■ EXERCISE DIRECTIONS
Scan the lines below; pull out those with "Models".

··· RECORDS SUPPLIED

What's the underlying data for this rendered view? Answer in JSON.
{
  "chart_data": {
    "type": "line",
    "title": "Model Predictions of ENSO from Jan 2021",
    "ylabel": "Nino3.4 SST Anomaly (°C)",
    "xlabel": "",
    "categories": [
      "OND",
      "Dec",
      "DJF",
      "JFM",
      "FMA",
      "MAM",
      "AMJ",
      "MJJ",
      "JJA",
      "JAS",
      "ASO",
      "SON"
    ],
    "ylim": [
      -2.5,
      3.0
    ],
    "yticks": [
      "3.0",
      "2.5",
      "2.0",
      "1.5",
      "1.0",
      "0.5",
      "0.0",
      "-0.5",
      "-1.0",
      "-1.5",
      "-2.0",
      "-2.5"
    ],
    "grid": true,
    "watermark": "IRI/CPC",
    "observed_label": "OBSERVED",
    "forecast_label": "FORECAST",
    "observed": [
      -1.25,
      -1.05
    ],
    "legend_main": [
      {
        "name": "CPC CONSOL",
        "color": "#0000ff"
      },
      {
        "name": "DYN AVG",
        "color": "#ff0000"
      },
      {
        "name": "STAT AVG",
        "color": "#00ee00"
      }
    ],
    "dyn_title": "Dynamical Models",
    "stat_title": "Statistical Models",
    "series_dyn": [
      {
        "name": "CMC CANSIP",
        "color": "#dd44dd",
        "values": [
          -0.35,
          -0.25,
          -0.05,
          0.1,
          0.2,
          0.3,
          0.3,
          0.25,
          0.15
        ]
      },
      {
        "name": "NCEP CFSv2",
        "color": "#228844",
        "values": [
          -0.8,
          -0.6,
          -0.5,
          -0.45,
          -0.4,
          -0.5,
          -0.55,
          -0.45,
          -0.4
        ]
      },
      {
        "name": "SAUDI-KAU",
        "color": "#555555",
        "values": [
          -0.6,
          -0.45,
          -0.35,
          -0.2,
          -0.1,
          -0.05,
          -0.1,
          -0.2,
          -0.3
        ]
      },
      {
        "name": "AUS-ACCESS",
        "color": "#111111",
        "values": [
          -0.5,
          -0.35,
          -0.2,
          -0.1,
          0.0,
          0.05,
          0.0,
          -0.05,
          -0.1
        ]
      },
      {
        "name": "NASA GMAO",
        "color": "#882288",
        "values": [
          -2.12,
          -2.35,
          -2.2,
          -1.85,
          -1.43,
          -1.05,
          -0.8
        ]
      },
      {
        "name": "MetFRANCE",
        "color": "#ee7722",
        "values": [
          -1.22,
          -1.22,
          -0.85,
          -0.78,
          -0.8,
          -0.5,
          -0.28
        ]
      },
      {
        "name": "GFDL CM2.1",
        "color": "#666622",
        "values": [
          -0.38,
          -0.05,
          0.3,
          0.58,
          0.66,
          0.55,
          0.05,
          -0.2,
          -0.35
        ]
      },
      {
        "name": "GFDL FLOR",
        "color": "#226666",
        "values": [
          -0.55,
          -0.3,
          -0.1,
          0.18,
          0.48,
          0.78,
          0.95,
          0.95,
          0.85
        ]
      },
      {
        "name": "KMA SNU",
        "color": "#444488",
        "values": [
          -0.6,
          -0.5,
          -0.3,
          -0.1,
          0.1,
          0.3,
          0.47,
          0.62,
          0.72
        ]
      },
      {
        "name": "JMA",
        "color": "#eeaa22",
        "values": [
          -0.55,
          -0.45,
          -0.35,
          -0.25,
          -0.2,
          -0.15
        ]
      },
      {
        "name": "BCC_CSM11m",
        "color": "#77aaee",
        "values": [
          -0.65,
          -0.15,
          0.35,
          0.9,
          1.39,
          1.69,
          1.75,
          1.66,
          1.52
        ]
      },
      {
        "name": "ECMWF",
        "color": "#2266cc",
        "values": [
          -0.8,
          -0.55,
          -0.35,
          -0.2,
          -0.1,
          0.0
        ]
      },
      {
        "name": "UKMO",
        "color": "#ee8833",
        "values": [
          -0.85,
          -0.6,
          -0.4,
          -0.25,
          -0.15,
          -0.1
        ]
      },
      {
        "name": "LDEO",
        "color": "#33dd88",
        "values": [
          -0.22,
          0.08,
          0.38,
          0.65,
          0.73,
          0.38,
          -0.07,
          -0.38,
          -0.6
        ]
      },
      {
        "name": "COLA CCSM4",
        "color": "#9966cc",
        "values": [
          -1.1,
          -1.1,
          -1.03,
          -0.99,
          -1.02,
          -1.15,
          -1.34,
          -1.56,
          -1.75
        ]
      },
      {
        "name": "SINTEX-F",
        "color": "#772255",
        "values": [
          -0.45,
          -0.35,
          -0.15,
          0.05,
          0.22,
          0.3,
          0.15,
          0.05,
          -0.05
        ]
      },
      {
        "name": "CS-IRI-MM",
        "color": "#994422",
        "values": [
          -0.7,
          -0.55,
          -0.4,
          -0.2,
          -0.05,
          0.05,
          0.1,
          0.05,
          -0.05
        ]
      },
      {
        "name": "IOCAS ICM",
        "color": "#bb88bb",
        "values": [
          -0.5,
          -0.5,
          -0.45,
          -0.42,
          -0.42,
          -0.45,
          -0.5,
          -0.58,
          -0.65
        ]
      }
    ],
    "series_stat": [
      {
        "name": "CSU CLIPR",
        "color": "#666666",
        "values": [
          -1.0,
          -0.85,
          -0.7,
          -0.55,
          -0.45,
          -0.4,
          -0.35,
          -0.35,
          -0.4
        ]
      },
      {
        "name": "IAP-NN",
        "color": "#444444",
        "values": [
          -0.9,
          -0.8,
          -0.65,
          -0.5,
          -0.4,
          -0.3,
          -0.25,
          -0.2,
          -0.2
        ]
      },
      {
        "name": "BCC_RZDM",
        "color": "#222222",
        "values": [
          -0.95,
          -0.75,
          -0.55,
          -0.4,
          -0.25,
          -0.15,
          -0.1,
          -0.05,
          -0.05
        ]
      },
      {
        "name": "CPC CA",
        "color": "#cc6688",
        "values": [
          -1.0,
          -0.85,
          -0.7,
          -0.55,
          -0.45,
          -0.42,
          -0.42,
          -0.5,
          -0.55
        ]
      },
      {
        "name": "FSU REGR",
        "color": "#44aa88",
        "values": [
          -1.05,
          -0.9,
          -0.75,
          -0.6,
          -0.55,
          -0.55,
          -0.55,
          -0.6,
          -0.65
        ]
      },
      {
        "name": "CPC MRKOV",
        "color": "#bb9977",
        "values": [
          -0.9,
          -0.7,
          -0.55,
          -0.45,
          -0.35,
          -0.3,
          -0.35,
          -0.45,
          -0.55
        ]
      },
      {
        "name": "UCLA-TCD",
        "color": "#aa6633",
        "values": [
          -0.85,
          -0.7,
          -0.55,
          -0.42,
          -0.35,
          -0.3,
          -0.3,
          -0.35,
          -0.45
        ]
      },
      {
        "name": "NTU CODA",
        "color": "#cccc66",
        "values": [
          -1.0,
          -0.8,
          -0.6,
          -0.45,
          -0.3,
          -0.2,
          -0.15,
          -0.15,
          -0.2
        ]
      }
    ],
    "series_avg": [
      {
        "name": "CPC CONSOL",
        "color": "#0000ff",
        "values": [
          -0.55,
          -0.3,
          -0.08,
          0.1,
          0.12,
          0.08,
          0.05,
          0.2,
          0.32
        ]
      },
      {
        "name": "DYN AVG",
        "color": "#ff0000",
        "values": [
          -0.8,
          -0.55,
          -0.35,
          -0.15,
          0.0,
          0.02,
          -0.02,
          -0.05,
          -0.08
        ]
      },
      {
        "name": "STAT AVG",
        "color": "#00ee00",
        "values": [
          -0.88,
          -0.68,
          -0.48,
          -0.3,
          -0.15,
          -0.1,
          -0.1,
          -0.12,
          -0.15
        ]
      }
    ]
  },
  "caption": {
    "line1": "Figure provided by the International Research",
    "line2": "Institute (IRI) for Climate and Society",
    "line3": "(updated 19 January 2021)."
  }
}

······

■ SOLUTION
    "dyn_title": "Dynamical Models",
    "stat_title": "Statistical Models",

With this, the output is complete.